[START OF Information given]
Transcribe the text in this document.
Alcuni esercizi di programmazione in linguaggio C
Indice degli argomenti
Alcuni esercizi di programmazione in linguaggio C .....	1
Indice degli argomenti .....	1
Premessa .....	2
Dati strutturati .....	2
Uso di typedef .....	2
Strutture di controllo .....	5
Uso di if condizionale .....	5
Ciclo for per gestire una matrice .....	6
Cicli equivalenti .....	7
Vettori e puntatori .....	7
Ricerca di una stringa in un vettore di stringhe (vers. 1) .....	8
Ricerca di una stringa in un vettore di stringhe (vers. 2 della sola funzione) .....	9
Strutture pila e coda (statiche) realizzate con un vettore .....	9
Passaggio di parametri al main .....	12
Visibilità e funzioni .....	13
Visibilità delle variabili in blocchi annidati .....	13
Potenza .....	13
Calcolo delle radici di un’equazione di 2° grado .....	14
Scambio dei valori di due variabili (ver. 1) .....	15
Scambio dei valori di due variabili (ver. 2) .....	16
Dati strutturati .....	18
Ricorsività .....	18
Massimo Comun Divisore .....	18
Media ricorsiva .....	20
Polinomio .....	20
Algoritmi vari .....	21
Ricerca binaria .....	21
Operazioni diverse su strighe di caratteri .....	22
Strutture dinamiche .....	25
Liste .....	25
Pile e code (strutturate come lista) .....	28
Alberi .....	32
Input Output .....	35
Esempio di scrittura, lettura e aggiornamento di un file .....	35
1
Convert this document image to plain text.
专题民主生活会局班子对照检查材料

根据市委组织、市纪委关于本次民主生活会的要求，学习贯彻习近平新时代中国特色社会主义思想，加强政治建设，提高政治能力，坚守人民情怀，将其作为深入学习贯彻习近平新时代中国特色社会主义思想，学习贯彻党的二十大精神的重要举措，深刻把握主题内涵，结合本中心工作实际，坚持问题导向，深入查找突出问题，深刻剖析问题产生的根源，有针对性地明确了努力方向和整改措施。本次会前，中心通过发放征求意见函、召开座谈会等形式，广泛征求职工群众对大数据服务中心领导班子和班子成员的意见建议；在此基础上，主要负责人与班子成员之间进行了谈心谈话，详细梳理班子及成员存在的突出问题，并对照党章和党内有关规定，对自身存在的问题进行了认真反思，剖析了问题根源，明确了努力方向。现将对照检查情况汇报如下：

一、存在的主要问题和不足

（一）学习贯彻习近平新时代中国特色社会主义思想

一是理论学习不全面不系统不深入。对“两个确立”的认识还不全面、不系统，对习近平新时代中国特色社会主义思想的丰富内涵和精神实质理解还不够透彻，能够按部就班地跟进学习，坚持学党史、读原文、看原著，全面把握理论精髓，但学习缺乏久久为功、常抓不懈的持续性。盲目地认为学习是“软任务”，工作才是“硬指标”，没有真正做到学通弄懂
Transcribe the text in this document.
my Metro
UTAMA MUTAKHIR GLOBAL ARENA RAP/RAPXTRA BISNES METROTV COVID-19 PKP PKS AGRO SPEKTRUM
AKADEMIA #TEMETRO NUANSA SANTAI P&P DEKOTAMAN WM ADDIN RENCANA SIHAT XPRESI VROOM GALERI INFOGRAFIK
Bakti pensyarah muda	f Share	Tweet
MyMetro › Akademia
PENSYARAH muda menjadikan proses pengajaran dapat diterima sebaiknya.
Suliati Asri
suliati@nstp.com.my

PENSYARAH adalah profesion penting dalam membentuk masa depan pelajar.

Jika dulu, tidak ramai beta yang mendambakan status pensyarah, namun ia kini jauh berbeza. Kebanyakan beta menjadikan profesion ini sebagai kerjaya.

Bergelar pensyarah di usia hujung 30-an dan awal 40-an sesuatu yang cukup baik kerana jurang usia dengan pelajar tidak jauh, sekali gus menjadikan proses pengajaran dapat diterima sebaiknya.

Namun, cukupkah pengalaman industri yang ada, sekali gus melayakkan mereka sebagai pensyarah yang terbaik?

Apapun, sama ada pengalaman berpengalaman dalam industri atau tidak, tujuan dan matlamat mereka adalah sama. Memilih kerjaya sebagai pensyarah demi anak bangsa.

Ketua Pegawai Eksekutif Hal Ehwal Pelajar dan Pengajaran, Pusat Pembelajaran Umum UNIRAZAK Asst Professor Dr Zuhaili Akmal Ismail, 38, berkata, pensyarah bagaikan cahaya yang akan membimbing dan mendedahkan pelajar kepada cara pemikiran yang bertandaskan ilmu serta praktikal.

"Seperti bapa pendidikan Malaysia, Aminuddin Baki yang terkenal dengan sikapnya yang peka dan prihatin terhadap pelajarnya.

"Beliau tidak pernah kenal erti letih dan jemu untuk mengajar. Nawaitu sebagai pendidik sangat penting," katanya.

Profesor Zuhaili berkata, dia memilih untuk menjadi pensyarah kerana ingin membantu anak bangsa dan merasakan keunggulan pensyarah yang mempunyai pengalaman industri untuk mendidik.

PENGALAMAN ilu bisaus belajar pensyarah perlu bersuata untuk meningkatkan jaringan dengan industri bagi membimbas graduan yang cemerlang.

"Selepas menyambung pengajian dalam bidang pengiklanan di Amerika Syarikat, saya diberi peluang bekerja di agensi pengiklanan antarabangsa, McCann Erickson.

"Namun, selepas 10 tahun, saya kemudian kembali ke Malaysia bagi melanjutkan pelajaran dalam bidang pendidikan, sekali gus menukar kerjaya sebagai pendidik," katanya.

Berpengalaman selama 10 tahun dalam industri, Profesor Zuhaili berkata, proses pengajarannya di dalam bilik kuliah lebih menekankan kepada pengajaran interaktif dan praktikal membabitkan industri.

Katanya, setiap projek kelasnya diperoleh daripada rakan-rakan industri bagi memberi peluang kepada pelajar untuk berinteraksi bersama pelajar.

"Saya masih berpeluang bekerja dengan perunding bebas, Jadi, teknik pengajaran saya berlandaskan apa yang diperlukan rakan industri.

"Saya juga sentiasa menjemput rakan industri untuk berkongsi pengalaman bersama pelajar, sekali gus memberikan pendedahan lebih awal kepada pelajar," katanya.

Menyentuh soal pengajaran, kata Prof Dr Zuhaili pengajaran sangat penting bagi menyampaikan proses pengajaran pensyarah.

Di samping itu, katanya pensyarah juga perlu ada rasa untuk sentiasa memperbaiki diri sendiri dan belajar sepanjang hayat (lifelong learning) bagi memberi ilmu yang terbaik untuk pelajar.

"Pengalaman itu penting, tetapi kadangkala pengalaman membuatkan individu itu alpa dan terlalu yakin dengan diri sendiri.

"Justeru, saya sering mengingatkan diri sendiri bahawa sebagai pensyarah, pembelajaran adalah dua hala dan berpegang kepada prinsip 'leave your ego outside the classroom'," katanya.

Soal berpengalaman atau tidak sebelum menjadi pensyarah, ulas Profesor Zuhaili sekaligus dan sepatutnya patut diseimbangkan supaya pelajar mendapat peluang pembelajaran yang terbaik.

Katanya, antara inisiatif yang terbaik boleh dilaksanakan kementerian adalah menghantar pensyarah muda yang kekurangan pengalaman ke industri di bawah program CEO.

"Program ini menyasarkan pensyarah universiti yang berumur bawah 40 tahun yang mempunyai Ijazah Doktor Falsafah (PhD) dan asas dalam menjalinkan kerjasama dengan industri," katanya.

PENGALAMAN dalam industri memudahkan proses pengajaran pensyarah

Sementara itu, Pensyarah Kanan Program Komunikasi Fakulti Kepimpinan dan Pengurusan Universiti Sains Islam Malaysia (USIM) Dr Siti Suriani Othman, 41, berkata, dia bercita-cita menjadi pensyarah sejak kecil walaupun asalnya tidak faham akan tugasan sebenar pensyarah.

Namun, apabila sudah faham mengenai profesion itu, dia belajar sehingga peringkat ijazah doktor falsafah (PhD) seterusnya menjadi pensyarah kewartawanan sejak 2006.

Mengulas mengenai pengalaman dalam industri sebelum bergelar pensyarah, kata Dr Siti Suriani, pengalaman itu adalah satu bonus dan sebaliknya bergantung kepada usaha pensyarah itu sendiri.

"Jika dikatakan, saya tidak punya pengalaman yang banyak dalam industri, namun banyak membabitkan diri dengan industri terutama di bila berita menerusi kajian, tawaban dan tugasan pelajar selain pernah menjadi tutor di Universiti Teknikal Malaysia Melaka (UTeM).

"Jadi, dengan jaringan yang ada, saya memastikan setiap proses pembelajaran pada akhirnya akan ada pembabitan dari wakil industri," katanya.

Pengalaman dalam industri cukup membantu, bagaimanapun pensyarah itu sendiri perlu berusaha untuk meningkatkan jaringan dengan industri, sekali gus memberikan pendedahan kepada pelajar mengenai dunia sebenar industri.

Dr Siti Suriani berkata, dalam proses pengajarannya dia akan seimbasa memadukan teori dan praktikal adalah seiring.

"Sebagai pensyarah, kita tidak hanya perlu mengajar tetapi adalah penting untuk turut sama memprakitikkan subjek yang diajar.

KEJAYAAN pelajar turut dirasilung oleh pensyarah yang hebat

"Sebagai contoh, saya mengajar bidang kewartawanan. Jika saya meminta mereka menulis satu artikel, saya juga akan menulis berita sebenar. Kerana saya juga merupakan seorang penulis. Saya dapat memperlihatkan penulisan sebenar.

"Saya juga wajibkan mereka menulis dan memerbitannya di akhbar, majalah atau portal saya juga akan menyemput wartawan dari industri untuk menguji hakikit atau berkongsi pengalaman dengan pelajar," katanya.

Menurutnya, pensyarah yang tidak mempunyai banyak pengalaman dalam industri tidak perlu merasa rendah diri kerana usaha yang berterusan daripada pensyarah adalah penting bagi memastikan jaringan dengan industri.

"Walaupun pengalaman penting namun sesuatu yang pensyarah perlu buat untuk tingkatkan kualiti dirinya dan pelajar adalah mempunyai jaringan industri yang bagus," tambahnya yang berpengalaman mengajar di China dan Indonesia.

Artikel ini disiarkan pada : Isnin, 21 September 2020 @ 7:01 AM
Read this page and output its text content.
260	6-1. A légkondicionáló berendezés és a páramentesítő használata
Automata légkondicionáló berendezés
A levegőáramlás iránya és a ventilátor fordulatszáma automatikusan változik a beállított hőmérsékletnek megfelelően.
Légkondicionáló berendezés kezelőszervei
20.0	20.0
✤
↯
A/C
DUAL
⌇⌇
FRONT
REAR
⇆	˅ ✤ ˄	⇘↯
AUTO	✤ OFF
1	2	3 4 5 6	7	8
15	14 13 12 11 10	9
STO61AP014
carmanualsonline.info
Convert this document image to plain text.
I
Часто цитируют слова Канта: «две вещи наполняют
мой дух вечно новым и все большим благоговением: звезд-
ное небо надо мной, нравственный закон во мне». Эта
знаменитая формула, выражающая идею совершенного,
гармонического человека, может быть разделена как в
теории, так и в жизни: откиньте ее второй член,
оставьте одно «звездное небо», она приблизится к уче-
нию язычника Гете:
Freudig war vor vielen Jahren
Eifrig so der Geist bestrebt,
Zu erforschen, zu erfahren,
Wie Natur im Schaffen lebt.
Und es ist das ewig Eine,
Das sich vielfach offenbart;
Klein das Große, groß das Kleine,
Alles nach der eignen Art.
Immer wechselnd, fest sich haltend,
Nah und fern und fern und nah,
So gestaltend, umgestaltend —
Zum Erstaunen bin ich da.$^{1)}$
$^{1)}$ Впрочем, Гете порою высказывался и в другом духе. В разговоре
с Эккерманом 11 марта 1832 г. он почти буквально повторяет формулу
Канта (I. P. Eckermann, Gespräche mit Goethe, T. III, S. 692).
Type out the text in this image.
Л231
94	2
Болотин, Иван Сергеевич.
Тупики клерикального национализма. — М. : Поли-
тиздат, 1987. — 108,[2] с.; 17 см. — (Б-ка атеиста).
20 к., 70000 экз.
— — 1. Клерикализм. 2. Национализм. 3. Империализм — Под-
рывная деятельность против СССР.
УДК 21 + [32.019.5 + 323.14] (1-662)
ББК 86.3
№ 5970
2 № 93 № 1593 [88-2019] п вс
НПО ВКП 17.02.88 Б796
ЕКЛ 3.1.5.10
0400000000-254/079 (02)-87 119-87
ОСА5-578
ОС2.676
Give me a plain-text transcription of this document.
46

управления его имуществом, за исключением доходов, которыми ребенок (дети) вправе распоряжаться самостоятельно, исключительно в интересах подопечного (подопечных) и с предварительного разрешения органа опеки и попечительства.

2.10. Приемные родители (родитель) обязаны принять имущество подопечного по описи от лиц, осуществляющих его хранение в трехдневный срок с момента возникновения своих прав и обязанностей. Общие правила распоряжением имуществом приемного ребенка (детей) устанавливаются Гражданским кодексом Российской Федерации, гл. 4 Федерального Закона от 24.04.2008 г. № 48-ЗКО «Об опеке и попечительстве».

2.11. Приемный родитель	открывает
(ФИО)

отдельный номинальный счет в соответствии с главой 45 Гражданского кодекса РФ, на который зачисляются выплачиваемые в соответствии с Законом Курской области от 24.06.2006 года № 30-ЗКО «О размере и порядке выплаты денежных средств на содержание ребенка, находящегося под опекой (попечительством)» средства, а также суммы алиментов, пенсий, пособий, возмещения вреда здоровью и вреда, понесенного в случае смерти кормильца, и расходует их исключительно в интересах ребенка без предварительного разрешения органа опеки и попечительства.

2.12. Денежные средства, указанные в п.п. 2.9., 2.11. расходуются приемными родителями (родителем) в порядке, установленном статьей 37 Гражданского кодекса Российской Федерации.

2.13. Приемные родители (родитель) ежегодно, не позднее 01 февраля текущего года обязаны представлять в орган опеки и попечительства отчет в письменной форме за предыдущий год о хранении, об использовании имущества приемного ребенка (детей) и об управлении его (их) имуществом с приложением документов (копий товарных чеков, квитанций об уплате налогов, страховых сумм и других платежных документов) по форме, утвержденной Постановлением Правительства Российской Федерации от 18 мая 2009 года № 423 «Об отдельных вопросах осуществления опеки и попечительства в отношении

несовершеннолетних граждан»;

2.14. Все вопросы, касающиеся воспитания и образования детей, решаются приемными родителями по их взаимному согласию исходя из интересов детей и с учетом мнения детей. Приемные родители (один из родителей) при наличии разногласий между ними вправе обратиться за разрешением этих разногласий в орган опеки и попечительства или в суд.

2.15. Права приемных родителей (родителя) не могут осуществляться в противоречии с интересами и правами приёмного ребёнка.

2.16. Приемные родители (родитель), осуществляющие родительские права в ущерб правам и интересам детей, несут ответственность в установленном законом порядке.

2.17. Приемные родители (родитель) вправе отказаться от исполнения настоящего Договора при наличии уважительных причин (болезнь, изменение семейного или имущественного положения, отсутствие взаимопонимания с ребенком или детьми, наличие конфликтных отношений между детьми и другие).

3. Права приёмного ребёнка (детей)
[END OF Information given]
Determine the number of lines in these entries that contain the word "ребёнка", and write only that number.

▶ _Final result_: 2